OBJECTIVE:
Copy out every line in which the string "其他排口" occurs.

SOURCE RECORDS:
——

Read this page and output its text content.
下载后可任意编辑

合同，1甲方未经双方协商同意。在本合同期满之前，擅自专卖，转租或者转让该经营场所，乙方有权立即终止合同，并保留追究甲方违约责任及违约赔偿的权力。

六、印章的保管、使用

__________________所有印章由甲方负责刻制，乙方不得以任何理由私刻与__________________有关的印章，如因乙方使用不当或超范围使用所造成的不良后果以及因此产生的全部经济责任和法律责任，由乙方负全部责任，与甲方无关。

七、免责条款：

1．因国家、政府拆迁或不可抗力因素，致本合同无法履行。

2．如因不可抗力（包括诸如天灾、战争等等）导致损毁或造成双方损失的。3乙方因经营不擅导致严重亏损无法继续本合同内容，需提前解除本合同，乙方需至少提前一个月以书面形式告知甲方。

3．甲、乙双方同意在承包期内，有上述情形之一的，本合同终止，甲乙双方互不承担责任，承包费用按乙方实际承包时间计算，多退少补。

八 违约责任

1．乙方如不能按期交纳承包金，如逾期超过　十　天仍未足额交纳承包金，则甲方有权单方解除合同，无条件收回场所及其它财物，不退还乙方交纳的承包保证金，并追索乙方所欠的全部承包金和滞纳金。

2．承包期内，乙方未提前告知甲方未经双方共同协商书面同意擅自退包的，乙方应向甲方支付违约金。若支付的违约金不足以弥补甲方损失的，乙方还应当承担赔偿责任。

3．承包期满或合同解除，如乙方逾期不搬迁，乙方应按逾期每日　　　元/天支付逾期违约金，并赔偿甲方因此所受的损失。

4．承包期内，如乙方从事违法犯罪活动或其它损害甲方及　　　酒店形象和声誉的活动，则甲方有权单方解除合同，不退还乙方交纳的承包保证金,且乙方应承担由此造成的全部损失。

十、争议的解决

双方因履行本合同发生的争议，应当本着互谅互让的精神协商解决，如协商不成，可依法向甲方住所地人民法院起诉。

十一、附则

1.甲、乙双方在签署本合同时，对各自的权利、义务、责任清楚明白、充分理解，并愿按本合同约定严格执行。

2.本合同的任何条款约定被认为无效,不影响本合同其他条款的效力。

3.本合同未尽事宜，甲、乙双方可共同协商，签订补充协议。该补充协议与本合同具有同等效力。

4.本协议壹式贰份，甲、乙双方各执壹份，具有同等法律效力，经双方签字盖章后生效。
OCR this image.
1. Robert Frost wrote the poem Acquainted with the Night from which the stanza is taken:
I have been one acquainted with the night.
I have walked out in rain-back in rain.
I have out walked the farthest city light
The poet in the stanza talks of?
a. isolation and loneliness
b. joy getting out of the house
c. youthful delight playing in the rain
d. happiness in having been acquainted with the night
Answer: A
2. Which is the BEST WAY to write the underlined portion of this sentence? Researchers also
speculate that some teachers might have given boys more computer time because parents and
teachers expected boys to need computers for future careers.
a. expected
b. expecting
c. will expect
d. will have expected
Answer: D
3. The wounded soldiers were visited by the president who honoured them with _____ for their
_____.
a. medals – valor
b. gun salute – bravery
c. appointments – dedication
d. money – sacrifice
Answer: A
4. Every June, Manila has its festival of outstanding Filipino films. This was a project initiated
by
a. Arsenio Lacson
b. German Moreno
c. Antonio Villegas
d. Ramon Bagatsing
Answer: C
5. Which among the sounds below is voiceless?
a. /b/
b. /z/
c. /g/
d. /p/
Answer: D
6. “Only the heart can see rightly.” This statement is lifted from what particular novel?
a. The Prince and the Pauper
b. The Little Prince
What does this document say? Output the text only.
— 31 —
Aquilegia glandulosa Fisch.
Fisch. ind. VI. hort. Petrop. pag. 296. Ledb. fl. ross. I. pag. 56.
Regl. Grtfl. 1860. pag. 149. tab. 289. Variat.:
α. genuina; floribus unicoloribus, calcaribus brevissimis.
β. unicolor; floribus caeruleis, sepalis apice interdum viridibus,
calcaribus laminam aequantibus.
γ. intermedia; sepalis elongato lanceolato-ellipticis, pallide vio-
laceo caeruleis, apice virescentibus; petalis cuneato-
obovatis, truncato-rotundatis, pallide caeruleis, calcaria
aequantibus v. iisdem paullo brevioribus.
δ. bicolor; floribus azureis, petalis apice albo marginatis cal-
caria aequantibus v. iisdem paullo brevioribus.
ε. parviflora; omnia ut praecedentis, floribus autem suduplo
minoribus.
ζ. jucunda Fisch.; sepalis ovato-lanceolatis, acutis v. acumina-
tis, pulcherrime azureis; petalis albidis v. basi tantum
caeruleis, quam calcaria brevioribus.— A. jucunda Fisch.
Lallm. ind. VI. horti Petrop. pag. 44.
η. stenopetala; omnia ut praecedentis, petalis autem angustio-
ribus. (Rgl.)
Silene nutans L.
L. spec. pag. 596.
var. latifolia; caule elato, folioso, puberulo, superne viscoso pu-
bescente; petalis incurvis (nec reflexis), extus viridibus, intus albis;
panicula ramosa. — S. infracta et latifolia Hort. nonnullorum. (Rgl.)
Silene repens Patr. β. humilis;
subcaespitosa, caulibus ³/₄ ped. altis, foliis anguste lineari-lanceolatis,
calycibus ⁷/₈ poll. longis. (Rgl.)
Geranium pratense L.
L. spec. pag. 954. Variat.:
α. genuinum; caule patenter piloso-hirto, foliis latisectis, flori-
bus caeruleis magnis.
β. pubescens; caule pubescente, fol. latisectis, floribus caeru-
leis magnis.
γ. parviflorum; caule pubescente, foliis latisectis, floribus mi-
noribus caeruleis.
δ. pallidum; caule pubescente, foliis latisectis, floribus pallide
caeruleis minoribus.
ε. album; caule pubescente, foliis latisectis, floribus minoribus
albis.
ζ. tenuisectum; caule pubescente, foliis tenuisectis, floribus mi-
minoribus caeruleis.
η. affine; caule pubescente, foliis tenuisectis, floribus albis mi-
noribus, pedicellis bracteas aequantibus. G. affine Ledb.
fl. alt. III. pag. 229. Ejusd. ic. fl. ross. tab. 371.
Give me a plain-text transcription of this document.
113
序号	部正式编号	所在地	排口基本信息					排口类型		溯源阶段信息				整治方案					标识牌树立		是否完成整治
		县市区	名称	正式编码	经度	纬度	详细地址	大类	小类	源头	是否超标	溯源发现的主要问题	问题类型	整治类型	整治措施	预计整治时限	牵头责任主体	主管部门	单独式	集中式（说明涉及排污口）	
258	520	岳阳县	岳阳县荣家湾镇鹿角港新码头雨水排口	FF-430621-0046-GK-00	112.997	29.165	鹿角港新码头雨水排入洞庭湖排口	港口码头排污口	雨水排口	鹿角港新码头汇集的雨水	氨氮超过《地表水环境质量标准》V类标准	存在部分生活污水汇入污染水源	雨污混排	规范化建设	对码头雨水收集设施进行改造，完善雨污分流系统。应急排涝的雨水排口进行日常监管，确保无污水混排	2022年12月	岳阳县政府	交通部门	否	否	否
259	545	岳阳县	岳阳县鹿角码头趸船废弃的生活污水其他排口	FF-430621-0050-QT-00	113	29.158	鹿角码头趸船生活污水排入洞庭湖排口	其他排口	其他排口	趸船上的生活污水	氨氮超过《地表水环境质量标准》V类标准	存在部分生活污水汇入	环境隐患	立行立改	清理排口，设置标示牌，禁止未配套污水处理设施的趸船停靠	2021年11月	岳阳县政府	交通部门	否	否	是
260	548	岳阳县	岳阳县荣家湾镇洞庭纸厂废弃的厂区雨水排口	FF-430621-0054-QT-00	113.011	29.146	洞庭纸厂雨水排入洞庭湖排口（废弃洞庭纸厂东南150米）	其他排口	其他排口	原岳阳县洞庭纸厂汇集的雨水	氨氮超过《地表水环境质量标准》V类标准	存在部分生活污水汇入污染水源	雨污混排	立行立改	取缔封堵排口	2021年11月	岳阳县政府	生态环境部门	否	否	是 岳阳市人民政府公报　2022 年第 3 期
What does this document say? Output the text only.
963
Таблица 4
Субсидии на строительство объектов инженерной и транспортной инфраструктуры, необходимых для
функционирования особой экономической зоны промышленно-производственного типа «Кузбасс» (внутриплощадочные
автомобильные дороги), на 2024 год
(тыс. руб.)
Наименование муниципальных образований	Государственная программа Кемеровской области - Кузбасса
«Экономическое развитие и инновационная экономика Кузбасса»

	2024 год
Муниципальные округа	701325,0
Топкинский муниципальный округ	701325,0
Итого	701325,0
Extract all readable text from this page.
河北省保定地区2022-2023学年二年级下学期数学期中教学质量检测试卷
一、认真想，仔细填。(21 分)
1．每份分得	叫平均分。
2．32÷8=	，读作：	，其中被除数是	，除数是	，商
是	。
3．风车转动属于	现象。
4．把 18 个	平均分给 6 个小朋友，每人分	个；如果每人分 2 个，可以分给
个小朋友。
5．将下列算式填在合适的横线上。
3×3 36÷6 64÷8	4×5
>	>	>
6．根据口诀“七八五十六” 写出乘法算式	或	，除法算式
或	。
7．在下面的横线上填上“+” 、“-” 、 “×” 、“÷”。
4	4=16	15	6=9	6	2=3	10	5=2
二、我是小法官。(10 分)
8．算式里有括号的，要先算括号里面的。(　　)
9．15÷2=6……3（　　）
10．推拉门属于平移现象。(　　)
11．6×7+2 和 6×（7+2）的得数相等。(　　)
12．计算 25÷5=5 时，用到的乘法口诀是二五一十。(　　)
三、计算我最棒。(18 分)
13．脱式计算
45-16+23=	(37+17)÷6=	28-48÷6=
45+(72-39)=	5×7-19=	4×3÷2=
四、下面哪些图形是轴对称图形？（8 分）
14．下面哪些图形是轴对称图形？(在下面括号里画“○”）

——

OUTPUT FOR THIS EXERCISE:
259	545	岳阳县	岳阳县鹿角码头趸船废弃的生活污水其他排口	FF-430621-0050-QT-00	113	29.158	鹿角码头趸船生活污水排入洞庭湖排口	其他排口	其他排口	趸船上的生活污水	氨氮超过《地表水环境质量标准》V类标准	存在部分生活污水汇入	环境隐患	立行立改	清理排口，设置标示牌，禁止未配套污水处理设施的趸船停靠	2021年11月	岳阳县政府	交通部门	否	否	是
260	548	岳阳县	岳阳县荣家湾镇洞庭纸厂废弃的厂区雨水排口	FF-430621-0054-QT-00	113.011	29.146	洞庭纸厂雨水排入洞庭湖排口（废弃洞庭纸厂东南150米）	其他排口	其他排口	原岳阳县洞庭纸厂汇集的雨水	氨氮超过《地表水环境质量标准》V类标准	存在部分生活污水汇入污染水源	雨污混排	立行立改	取缔封堵排口	2021年11月	岳阳县政府	生态环境部门	否	否	是 岳阳市人民政府公报　2022 年第 3 期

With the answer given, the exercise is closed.